>> Begin

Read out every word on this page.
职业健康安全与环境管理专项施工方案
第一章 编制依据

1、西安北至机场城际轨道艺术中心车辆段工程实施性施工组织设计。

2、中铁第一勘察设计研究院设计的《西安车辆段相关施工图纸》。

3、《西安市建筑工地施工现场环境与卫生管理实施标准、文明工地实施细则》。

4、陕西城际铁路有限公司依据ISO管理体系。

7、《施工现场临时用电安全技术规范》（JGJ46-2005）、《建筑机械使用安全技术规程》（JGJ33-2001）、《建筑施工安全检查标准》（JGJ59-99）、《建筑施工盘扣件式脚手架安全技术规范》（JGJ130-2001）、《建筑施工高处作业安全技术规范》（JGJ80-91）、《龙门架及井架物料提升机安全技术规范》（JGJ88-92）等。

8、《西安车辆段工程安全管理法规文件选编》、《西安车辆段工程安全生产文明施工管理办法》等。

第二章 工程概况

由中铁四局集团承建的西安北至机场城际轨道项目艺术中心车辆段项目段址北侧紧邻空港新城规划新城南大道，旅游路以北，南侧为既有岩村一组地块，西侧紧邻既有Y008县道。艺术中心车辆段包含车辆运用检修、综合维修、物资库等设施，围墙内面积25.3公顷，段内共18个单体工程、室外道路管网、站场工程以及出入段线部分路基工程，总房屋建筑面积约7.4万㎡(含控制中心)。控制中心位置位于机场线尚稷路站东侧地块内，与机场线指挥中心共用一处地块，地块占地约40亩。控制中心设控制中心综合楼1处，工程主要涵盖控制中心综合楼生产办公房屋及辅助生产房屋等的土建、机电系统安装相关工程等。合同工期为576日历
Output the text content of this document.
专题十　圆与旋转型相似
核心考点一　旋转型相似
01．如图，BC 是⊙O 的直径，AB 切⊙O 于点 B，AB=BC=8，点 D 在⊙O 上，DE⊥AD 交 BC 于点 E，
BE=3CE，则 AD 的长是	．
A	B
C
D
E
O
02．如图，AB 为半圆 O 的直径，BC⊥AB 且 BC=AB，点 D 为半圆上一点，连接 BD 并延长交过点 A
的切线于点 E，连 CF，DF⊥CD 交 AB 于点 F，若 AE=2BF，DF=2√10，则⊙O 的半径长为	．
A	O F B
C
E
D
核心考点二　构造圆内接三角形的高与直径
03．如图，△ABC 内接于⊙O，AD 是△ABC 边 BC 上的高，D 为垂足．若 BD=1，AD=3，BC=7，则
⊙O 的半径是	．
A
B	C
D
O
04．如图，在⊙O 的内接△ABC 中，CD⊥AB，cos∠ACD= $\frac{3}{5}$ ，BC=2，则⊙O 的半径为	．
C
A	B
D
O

>> End

Give again only the lines starting at the one that contains "Output the text content of this document." and running to the end of the data.

• [IN RESPONSE]:
Output the text content of this document.
专题十　圆与旋转型相似
核心考点一　旋转型相似
01．如图，BC 是⊙O 的直径，AB 切⊙O 于点 B，AB=BC=8，点 D 在⊙O 上，DE⊥AD 交 BC 于点 E，
BE=3CE，则 AD 的长是	．
A	B
C
D
E
O
02．如图，AB 为半圆 O 的直径，BC⊥AB 且 BC=AB，点 D 为半圆上一点，连接 BD 并延长交过点 A
的切线于点 E，连 CF，DF⊥CD 交 AB 于点 F，若 AE=2BF，DF=2√10，则⊙O 的半径长为	．
A	O F B
C
E
D
核心考点二　构造圆内接三角形的高与直径
03．如图，△ABC 内接于⊙O，AD 是△ABC 边 BC 上的高，D 为垂足．若 BD=1，AD=3，BC=7，则
⊙O 的半径是	．
A
B	C
D
O
04．如图，在⊙O 的内接△ABC 中，CD⊥AB，cos∠ACD= $\frac{3}{5}$ ，BC=2，则⊙O 的半径为	．
C
A	B
D
O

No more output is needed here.